§ **TO BE DONE**
Look through the data below. Collect every line where the word "before" occurs.

§ **Records from a dataset**
Start

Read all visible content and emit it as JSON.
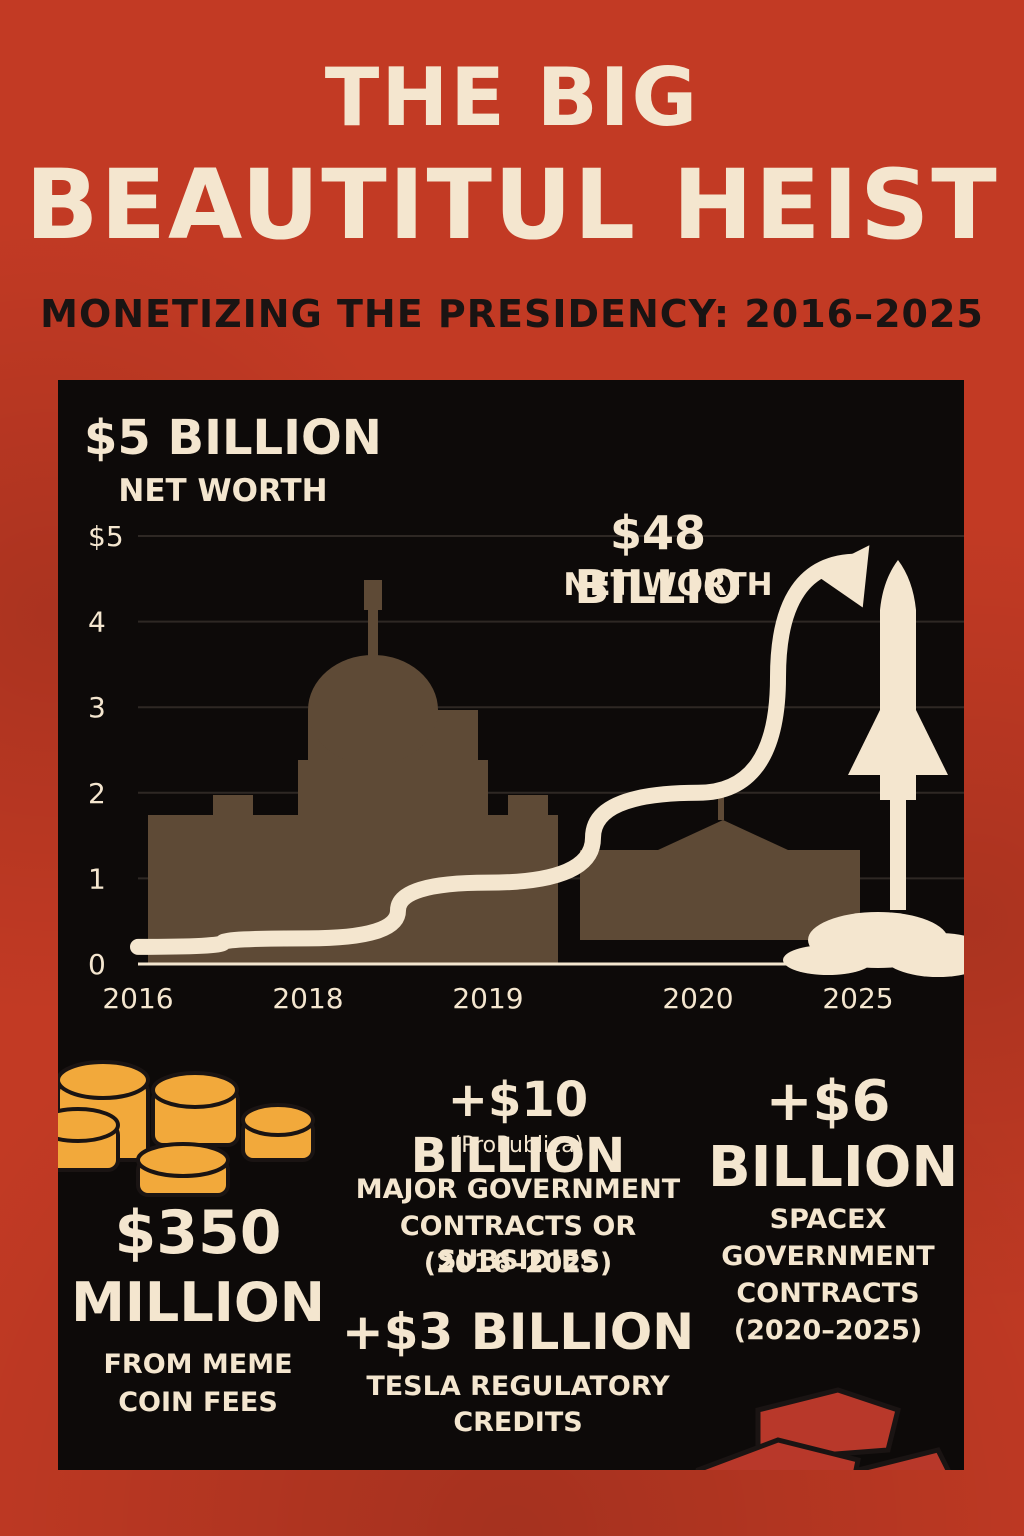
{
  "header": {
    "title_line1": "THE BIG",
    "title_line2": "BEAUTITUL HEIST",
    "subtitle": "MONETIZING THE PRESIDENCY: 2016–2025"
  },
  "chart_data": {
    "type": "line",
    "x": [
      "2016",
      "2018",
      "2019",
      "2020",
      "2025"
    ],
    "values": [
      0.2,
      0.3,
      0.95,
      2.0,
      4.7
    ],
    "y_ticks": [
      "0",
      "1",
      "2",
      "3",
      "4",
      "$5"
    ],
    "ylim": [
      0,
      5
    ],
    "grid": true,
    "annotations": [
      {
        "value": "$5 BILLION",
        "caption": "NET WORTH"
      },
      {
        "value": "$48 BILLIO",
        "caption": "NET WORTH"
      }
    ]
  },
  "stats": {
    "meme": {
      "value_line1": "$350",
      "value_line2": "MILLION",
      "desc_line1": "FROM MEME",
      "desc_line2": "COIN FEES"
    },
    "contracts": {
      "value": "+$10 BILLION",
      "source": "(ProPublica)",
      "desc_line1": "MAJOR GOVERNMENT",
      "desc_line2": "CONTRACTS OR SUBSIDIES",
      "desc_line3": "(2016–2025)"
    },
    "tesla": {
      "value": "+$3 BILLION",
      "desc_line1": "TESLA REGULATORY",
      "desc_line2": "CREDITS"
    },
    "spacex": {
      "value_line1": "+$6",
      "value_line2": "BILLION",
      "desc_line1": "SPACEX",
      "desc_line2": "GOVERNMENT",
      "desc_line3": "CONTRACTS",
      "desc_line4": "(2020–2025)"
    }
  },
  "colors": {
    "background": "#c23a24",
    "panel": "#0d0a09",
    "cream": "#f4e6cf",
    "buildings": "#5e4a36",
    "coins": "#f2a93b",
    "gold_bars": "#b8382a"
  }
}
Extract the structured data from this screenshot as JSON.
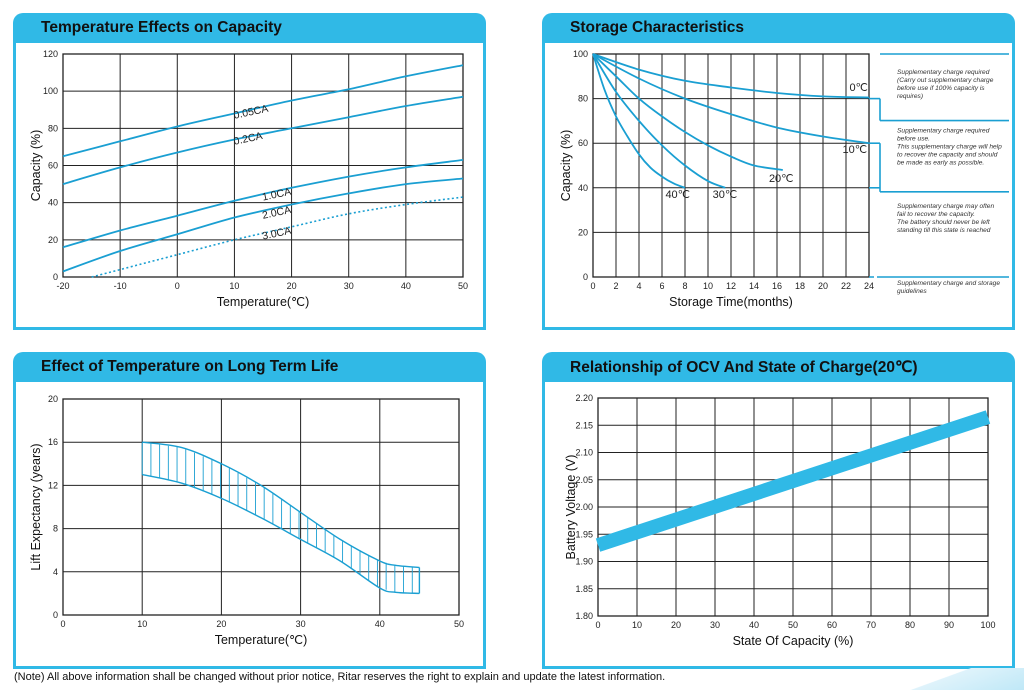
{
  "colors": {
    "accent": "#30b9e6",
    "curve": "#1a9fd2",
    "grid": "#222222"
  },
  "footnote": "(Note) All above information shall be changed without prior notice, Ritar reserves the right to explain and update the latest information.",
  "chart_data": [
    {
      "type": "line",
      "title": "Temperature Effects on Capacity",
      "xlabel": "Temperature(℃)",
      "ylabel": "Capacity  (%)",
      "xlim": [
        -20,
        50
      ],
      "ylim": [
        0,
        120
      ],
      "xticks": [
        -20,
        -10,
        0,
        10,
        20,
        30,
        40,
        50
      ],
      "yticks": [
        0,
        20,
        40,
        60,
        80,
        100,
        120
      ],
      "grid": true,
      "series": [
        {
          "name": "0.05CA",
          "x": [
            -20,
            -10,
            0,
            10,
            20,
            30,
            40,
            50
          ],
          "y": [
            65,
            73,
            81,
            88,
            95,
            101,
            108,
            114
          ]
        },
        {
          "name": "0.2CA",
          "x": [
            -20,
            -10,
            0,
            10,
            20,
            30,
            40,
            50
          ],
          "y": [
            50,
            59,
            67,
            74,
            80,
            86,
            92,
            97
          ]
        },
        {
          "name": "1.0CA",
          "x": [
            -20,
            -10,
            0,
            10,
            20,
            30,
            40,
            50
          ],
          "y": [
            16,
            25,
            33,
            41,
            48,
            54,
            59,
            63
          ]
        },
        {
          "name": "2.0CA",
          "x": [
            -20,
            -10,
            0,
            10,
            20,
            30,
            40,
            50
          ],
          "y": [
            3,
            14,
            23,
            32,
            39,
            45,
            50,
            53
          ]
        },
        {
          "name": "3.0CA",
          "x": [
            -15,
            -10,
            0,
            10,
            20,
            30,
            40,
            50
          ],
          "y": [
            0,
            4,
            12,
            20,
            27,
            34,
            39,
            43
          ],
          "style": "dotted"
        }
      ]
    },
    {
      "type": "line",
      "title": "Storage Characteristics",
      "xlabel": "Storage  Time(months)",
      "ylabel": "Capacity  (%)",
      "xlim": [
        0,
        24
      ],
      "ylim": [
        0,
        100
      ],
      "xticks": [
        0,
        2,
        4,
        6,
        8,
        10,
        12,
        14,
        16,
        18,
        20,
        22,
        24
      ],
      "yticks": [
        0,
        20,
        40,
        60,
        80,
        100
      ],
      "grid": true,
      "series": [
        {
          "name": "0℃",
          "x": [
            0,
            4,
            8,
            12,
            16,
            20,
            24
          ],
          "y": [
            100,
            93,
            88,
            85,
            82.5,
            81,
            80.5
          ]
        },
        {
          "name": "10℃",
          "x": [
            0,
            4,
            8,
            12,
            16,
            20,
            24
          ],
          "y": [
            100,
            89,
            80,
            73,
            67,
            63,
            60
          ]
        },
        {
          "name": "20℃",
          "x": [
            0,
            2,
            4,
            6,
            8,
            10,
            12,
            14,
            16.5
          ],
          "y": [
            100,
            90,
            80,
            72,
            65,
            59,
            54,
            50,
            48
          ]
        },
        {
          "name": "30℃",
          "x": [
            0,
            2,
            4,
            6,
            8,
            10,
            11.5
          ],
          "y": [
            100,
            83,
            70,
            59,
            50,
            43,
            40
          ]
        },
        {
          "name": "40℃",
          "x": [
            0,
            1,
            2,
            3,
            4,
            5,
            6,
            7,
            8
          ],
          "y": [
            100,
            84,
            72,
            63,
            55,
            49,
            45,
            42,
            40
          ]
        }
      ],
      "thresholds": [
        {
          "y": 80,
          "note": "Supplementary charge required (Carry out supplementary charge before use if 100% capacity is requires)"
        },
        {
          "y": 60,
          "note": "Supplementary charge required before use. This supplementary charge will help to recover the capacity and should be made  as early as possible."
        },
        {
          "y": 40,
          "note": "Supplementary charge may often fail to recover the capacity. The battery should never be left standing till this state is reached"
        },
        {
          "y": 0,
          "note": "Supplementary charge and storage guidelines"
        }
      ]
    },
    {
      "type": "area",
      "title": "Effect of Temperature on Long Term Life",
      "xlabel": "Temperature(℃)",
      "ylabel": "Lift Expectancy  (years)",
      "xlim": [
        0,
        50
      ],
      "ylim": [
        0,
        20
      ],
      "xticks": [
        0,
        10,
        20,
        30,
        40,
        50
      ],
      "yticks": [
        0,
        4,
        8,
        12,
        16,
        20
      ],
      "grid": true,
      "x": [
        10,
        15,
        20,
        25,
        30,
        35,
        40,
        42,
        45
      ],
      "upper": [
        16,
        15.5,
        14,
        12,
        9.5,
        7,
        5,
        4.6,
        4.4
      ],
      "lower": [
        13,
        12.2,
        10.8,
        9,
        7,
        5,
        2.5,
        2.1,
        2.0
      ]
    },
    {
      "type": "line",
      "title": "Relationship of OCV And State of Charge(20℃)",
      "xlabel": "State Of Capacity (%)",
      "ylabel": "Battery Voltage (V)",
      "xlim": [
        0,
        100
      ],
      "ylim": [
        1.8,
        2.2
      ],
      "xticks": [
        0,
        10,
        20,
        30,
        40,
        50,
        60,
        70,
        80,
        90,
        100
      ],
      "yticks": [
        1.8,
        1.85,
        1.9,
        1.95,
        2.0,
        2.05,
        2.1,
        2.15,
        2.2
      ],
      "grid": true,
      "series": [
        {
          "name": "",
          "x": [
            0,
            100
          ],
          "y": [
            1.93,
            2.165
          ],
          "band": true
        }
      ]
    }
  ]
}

End

§ **TASK RESULT**
          "note": "Supplementary charge required (Carry out supplementary charge before use if 100% capacity is requires)"
          "note": "Supplementary charge required before use. This supplementary charge will help to recover the capacity and should be made  as early as possible."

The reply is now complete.